**The problem**
Find the line that contains "Give me a plain-text" in the entries below. Restate it and every line after it, word for word, with no pictures.

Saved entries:
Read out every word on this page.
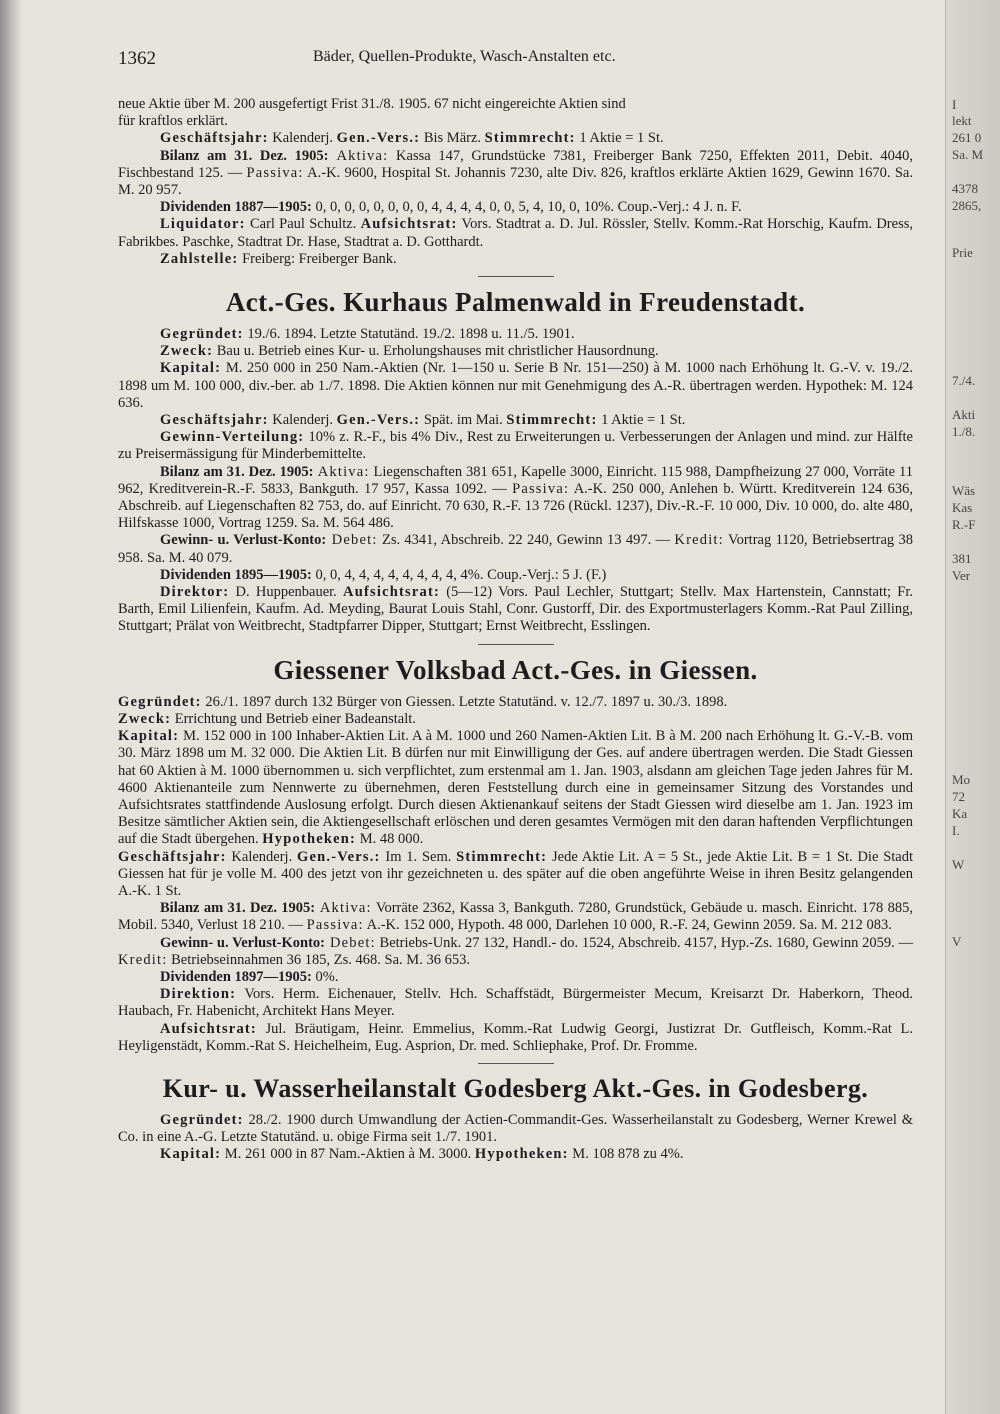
I
lekt
261 0
Sa. M
4378
2865,
Prie
7./4.
Akti
1./8.
Wäs
Kas
R.-F
381
Ver
Mo
72
Ka
I.
W
V
1362	Bäder, Quellen-Produkte, Wasch-Anstalten etc.

neue Aktie über M. 200 ausgefertigt Frist 31./8. 1905. 67 nicht eingereichte Aktien sind

für kraftlos erklärt.

Geschäftsjahr: Kalenderj. Gen.-Vers.: Bis März. Stimmrecht: 1 Aktie = 1 St.

Bilanz am 31. Dez. 1905: Aktiva: Kassa 147, Grundstücke 7381, Freiberger Bank 7250, Effekten 2011, Debit. 4040, Fischbestand 125. — Passiva: A.-K. 9600, Hospital St. Johannis 7230, alte Div. 826, kraftlos erklärte Aktien 1629, Gewinn 1670. Sa. M. 20 957.

Dividenden 1887—1905: 0, 0, 0, 0, 0, 0, 0, 0, 4, 4, 4, 4, 0, 0, 5, 4, 10, 0, 10%. Coup.-Verj.: 4 J. n. F.

Liquidator: Carl Paul Schultz. Aufsichtsrat: Vors. Stadtrat a. D. Jul. Rössler, Stellv. Komm.-Rat Horschig, Kaufm. Dress, Fabrikbes. Paschke, Stadtrat Dr. Hase, Stadtrat a. D. Gotthardt.

Zahlstelle: Freiberg: Freiberger Bank.

Act.-Ges. Kurhaus Palmenwald in Freudenstadt.

Gegründet: 19./6. 1894. Letzte Statutänd. 19./2. 1898 u. 11./5. 1901.

Zweck: Bau u. Betrieb eines Kur- u. Erholungshauses mit christlicher Hausordnung.

Kapital: M. 250 000 in 250 Nam.-Aktien (Nr. 1—150 u. Serie B Nr. 151—250) à M. 1000 nach Erhöhung lt. G.-V. v. 19./2. 1898 um M. 100 000, div.-ber. ab 1./7. 1898. Die Aktien können nur mit Genehmigung des A.-R. übertragen werden. Hypothek: M. 124 636.

Geschäftsjahr: Kalenderj. Gen.-Vers.: Spät. im Mai. Stimmrecht: 1 Aktie = 1 St.

Gewinn-Verteilung: 10% z. R.-F., bis 4% Div., Rest zu Erweiterungen u. Verbesserungen der Anlagen und mind. zur Hälfte zu Preisermässigung für Minderbemittelte.

Bilanz am 31. Dez. 1905: Aktiva: Liegenschaften 381 651, Kapelle 3000, Einricht. 115 988, Dampfheizung 27 000, Vorräte 11 962, Kreditverein-R.-F. 5833, Bankguth. 17 957, Kassa 1092. — Passiva: A.-K. 250 000, Anlehen b. Württ. Kreditverein 124 636, Abschreib. auf Liegenschaften 82 753, do. auf Einricht. 70 630, R.-F. 13 726 (Rückl. 1237), Div.-R.-F. 10 000, Div. 10 000, do. alte 480, Hilfskasse 1000, Vortrag 1259. Sa. M. 564 486.

Gewinn- u. Verlust-Konto: Debet: Zs. 4341, Abschreib. 22 240, Gewinn 13 497. — Kredit: Vortrag 1120, Betriebsertrag 38 958. Sa. M. 40 079.

Dividenden 1895—1905: 0, 0, 4, 4, 4, 4, 4, 4, 4, 4, 4%. Coup.-Verj.: 5 J. (F.)

Direktor: D. Huppenbauer. Aufsichtsrat: (5—12) Vors. Paul Lechler, Stuttgart; Stellv. Max Hartenstein, Cannstatt; Fr. Barth, Emil Lilienfein, Kaufm. Ad. Meyding, Baurat Louis Stahl, Conr. Gustorff, Dir. des Exportmusterlagers Komm.-Rat Paul Zilling, Stuttgart; Prälat von Weitbrecht, Stadtpfarrer Dipper, Stuttgart; Ernst Weitbrecht, Esslingen.

Giessener Volksbad Act.-Ges. in Giessen.

Gegründet: 26./1. 1897 durch 132 Bürger von Giessen. Letzte Statutänd. v. 12./7. 1897 u. 30./3. 1898.

Zweck: Errichtung und Betrieb einer Badeanstalt.

Kapital: M. 152 000 in 100 Inhaber-Aktien Lit. A à M. 1000 und 260 Namen-Aktien Lit. B à M. 200 nach Erhöhung lt. G.-V.-B. vom 30. März 1898 um M. 32 000. Die Aktien Lit. B dürfen nur mit Einwilligung der Ges. auf andere übertragen werden. Die Stadt Giessen hat 60 Aktien à M. 1000 übernommen u. sich verpflichtet, zum erstenmal am 1. Jan. 1903, alsdann am gleichen Tage jeden Jahres für M. 4600 Aktienanteile zum Nennwerte zu übernehmen, deren Feststellung durch eine in gemeinsamer Sitzung des Vorstandes und Aufsichtsrates stattfindende Auslosung erfolgt. Durch diesen Aktienankauf seitens der Stadt Giessen wird dieselbe am 1. Jan. 1923 im Besitze sämtlicher Aktien sein, die Aktiengesellschaft erlöschen und deren gesamtes Vermögen mit den daran haftenden Verpflichtungen auf die Stadt übergehen. Hypotheken: M. 48 000.

Geschäftsjahr: Kalenderj. Gen.-Vers.: Im 1. Sem. Stimmrecht: Jede Aktie Lit. A = 5 St., jede Aktie Lit. B = 1 St. Die Stadt Giessen hat für je volle M. 400 des jetzt von ihr gezeichneten u. des später auf die oben angeführte Weise in ihren Besitz gelangenden A.-K. 1 St.

Bilanz am 31. Dez. 1905: Aktiva: Vorräte 2362, Kassa 3, Bankguth. 7280, Grundstück, Gebäude u. masch. Einricht. 178 885, Mobil. 5340, Verlust 18 210. — Passiva: A.-K. 152 000, Hypoth. 48 000, Darlehen 10 000, R.-F. 24, Gewinn 2059. Sa. M. 212 083.

Gewinn- u. Verlust-Konto: Debet: Betriebs-Unk. 27 132, Handl.- do. 1524, Abschreib. 4157, Hyp.-Zs. 1680, Gewinn 2059. — Kredit: Betriebseinnahmen 36 185, Zs. 468. Sa. M. 36 653.

Dividenden 1897—1905: 0%.

Direktion: Vors. Herm. Eichenauer, Stellv. Hch. Schaffstädt, Bürgermeister Mecum, Kreisarzt Dr. Haberkorn, Theod. Haubach, Fr. Habenicht, Architekt Hans Meyer.

Aufsichtsrat: Jul. Bräutigam, Heinr. Emmelius, Komm.-Rat Ludwig Georgi, Justizrat Dr. Gutfleisch, Komm.-Rat L. Heyligenstädt, Komm.-Rat S. Heichelheim, Eug. Asprion, Dr. med. Schliephake, Prof. Dr. Fromme.

Kur- u. Wasserheilanstalt Godesberg Akt.-Ges. in Godesberg.

Gegründet: 28./2. 1900 durch Umwandlung der Actien-Commandit-Ges. Wasserheilanstalt zu Godesberg, Werner Krewel & Co. in eine A.-G. Letzte Statutänd. u. obige Firma seit 1./7. 1901.

Kapital: M. 261 000 in 87 Nam.-Aktien à M. 3000. Hypotheken: M. 108 878 zu 4%.
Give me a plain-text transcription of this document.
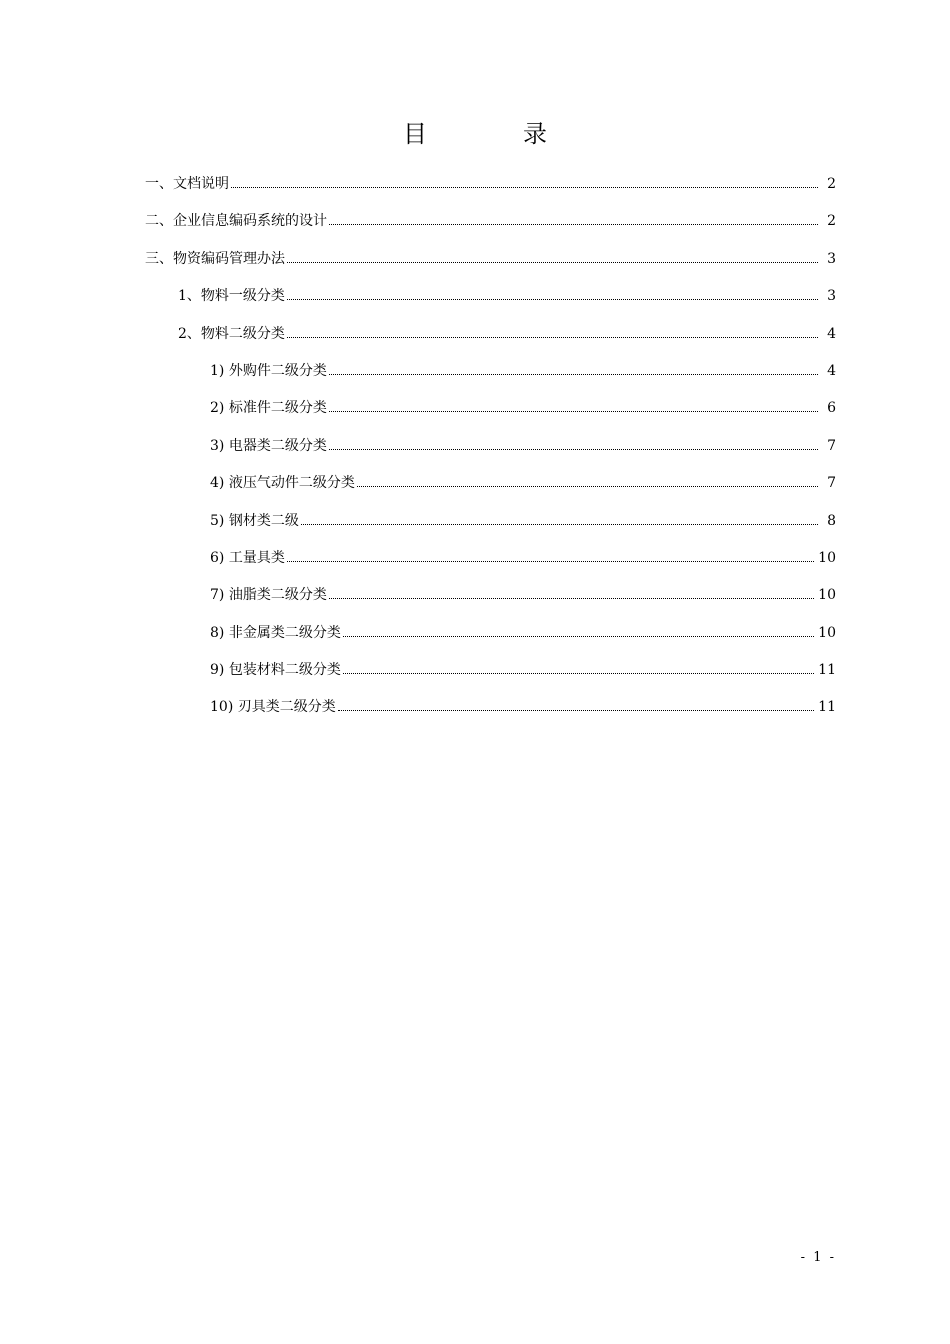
目　录
一、文档说明	2
二、企业信息编码系统的设计	2
三、物资编码管理办法	3
1、物料一级分类	3
2、物料二级分类	4
1) 外购件二级分类	4
2) 标准件二级分类	6
3) 电器类二级分类	7
4) 液压气动件二级分类	7
5) 钢材类二级	8
6) 工量具类	10
7) 油脂类二级分类	10
8) 非金属类二级分类	10
9) 包装材料二级分类	11
10) 刃具类二级分类	11
- 1 -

**Result of this exercise**
Give me a plain-text transcription of this document.
目　录
一、文档说明	2
二、企业信息编码系统的设计	2
三、物资编码管理办法	3
1、物料一级分类	3
2、物料二级分类	4
1) 外购件二级分类	4
2) 标准件二级分类	6
3) 电器类二级分类	7
4) 液压气动件二级分类	7
5) 钢材类二级	8
6) 工量具类	10
7) 油脂类二级分类	10
8) 非金属类二级分类	10
9) 包装材料二级分类	11
10) 刃具类二级分类	11
- 1 -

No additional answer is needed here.